*AIM*
Report every line in the listing that contains the string "Proficiency".

*AVAILABLE DATA*
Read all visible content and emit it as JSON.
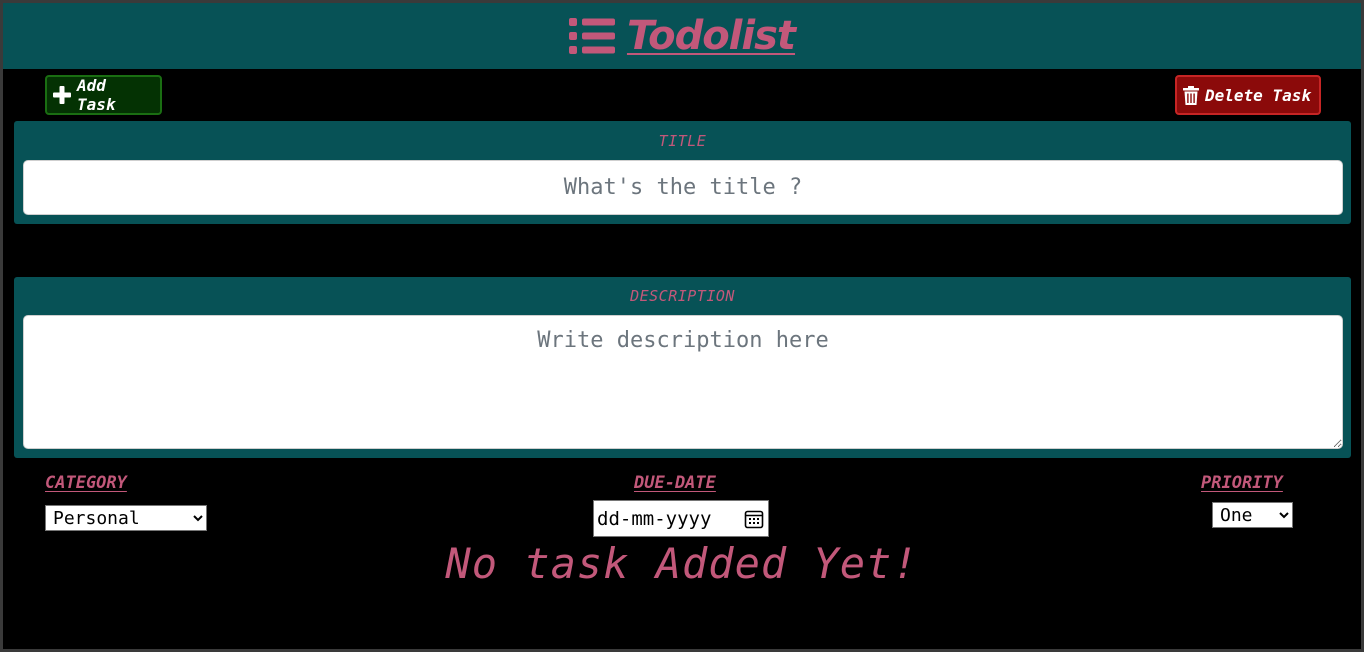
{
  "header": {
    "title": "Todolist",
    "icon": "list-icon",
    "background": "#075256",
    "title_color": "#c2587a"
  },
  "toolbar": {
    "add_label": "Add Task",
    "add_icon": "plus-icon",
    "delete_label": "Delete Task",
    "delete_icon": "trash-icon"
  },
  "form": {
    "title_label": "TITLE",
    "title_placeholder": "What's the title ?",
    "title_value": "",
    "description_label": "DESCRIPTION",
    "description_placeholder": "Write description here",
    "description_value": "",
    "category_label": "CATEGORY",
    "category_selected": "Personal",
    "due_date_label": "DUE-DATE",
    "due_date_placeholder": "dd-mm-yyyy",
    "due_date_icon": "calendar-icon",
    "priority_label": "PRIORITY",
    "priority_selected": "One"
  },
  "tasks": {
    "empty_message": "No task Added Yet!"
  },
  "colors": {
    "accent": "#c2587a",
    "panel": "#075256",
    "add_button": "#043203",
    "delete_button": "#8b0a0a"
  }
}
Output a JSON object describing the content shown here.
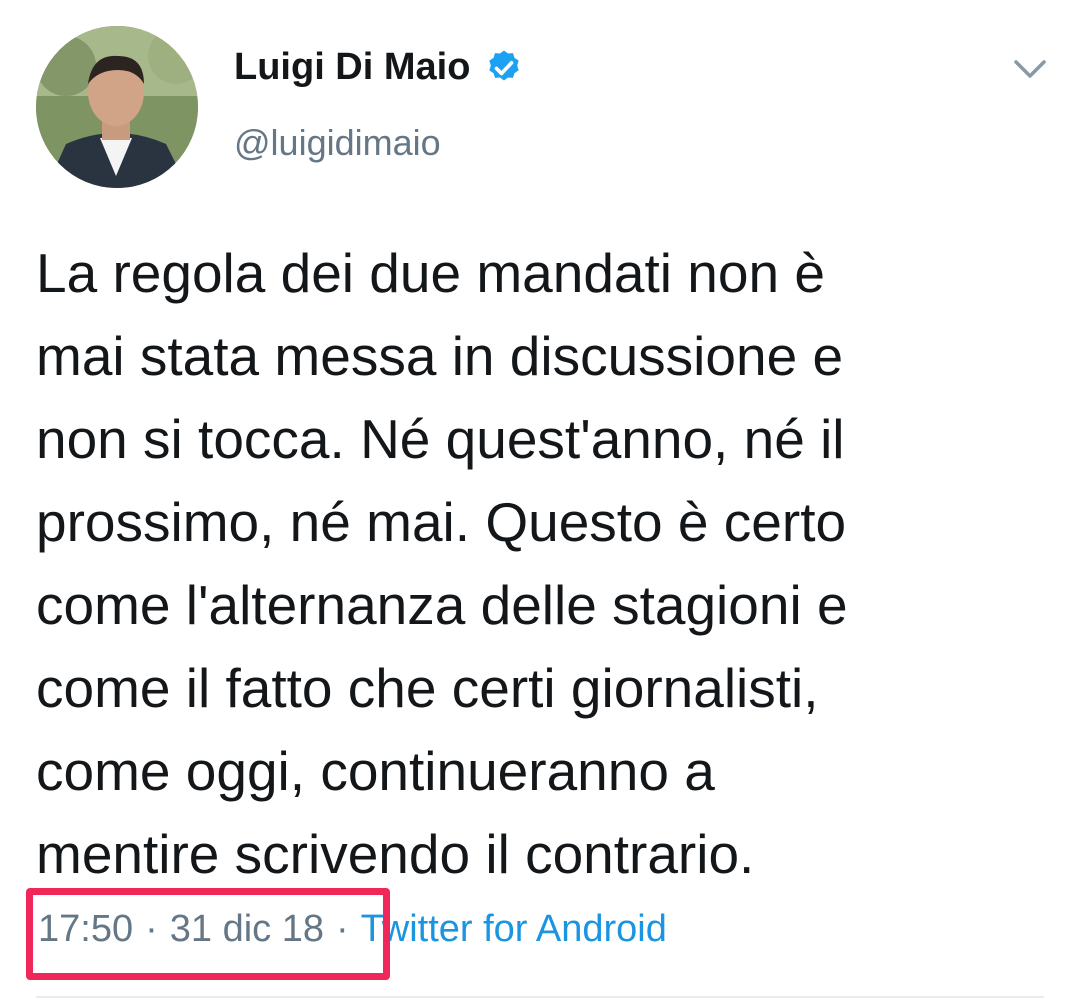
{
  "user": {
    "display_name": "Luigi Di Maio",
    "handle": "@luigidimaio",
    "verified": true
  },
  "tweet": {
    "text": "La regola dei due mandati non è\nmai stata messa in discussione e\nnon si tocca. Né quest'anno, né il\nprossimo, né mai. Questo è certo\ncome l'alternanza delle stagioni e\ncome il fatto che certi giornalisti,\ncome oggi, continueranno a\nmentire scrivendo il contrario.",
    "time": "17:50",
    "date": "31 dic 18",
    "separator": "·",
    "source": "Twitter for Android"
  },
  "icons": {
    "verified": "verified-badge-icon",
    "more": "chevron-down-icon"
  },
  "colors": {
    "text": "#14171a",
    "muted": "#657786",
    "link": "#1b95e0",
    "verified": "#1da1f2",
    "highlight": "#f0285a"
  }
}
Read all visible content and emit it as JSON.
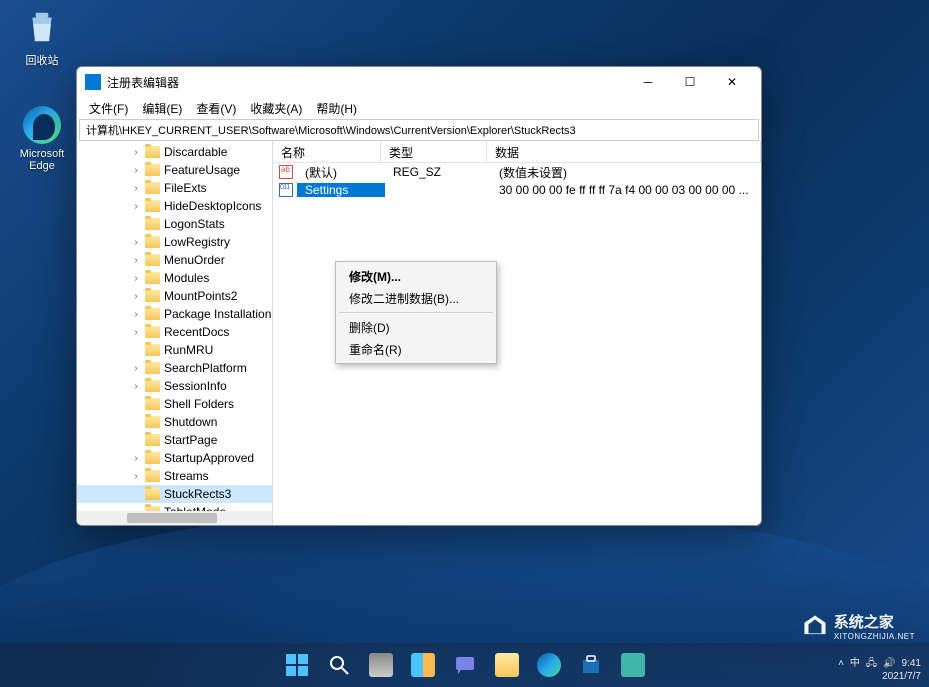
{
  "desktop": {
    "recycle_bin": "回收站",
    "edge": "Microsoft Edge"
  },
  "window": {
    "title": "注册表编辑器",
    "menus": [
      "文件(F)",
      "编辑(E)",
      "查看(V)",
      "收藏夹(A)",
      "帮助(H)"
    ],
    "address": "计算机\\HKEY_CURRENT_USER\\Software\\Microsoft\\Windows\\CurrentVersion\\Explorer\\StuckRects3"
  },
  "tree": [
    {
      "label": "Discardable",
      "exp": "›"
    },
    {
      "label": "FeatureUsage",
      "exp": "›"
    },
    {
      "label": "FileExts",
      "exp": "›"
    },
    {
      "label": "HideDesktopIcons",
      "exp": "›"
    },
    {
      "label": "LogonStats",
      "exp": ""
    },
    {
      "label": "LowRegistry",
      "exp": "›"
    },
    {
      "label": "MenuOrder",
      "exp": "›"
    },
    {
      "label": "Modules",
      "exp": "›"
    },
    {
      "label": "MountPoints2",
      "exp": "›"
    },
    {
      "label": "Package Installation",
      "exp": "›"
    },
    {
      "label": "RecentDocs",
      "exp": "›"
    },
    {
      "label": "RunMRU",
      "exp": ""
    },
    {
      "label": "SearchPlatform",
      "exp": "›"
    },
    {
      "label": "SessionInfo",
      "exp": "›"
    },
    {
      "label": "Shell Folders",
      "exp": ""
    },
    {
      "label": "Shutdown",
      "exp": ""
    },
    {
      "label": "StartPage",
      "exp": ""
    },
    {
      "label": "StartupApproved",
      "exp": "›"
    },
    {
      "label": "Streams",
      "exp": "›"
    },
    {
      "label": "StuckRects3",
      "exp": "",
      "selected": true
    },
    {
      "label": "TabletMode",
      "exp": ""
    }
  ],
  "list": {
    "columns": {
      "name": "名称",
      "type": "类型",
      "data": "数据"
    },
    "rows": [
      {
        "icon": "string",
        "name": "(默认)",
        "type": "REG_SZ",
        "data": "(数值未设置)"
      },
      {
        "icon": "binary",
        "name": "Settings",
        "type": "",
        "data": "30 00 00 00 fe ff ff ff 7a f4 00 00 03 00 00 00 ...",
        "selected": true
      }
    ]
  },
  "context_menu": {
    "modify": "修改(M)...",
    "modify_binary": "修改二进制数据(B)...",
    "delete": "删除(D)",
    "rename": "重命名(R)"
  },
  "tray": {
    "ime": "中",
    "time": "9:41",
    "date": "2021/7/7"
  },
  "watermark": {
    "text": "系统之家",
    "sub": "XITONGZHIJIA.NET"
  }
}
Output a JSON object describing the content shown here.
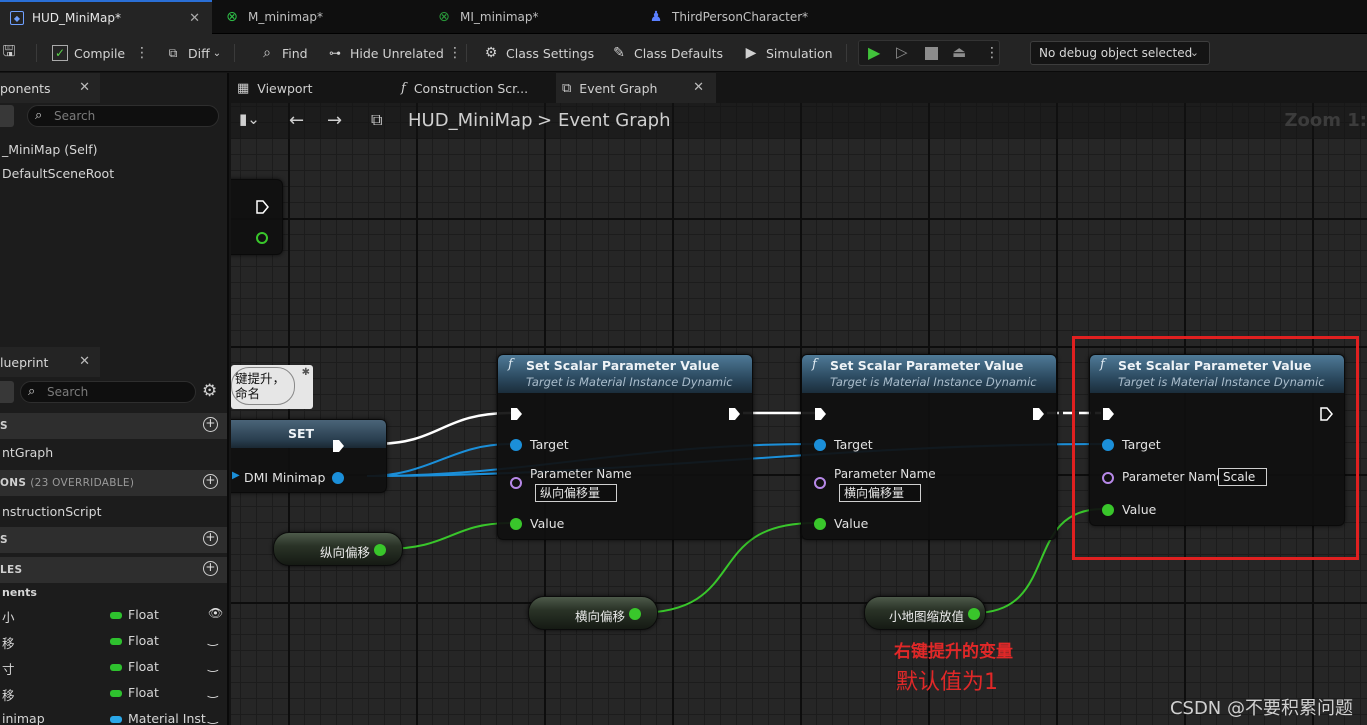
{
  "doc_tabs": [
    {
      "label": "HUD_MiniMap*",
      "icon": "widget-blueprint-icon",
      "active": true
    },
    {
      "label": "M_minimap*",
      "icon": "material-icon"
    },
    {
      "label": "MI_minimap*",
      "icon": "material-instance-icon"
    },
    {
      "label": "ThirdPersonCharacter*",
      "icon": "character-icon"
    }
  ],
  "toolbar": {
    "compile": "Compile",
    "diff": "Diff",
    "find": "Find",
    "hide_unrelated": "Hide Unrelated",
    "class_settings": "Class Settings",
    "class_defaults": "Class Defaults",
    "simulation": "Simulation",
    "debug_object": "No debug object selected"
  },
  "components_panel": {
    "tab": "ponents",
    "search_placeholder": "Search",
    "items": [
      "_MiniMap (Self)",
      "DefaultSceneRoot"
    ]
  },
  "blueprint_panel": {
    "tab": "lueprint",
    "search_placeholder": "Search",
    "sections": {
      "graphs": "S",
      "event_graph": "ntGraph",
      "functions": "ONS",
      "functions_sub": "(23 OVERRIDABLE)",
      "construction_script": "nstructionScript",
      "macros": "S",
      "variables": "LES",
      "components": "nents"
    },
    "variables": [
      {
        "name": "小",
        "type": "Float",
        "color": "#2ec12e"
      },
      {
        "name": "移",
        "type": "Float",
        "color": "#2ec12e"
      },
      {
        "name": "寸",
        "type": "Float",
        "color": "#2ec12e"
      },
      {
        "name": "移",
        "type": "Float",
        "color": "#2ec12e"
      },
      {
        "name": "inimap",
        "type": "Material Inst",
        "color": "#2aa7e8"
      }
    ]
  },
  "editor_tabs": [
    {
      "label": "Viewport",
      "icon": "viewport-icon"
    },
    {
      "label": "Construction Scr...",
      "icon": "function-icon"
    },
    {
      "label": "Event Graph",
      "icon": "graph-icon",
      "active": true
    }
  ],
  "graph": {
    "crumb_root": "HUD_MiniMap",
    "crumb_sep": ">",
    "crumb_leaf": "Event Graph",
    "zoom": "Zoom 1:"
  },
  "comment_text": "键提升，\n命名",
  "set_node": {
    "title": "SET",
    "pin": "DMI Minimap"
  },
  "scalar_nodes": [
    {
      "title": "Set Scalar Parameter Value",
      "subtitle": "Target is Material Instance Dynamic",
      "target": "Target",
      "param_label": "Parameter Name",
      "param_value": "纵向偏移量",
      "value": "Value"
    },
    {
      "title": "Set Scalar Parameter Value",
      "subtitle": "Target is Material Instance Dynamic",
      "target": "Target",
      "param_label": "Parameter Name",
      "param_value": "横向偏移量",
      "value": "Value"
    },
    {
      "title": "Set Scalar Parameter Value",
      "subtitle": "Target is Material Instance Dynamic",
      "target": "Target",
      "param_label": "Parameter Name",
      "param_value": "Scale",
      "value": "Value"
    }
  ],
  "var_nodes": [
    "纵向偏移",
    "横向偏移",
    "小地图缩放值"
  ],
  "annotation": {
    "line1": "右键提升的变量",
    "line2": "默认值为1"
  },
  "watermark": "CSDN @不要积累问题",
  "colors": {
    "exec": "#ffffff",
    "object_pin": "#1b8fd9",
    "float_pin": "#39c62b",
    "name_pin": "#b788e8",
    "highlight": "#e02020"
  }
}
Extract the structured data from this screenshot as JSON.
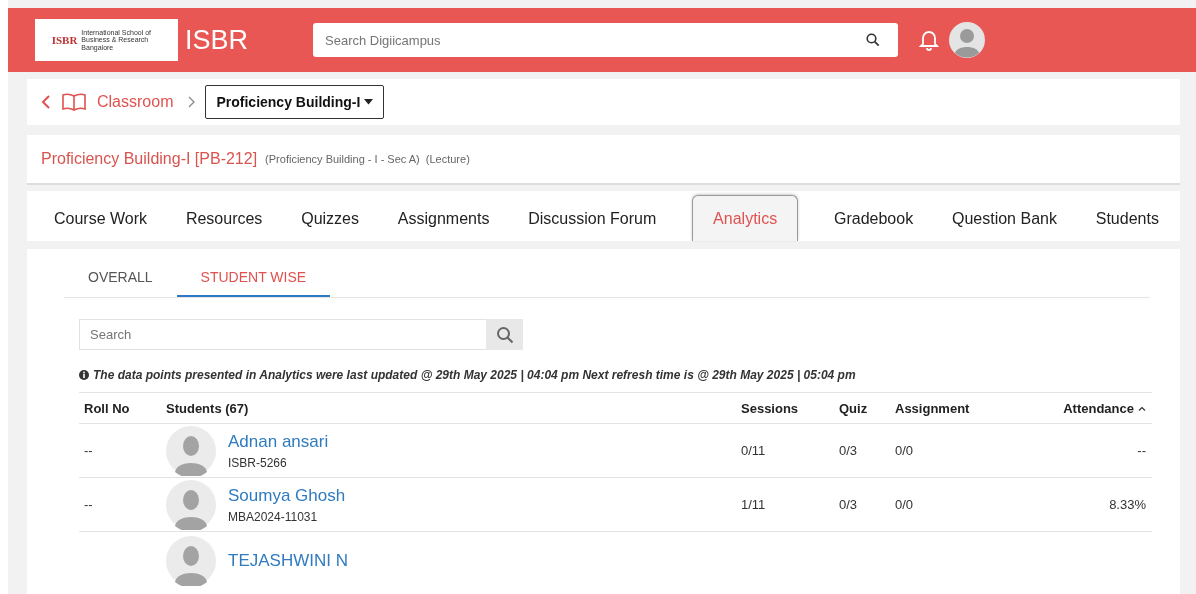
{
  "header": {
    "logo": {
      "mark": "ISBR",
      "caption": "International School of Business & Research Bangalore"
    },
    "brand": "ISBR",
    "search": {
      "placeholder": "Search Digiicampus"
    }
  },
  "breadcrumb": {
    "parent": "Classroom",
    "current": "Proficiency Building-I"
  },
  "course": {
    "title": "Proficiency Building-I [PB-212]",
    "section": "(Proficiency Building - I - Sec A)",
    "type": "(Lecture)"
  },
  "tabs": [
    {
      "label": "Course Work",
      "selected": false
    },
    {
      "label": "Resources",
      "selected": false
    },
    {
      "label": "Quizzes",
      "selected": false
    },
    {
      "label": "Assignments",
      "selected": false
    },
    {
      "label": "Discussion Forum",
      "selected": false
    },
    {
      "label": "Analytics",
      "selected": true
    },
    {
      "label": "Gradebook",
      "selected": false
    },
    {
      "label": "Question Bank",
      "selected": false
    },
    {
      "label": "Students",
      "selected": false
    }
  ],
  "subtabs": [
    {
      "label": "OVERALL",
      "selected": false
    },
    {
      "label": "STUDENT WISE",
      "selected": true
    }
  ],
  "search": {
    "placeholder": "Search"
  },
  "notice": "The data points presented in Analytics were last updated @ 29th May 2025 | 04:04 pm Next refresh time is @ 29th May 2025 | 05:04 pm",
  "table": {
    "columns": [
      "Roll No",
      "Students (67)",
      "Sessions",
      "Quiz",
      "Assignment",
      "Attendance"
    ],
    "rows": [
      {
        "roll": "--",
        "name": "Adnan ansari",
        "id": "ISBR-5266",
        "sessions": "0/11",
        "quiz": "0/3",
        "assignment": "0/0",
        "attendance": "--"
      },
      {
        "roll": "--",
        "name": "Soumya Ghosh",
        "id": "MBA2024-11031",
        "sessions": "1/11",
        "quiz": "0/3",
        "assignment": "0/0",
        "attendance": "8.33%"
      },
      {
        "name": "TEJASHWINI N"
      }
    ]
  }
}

*RESPONSE TO THIS TASK*
    "current": "Proficiency Building-I"
    "title": "Proficiency Building-I [PB-212]",
    "section": "(Proficiency Building - I - Sec A)",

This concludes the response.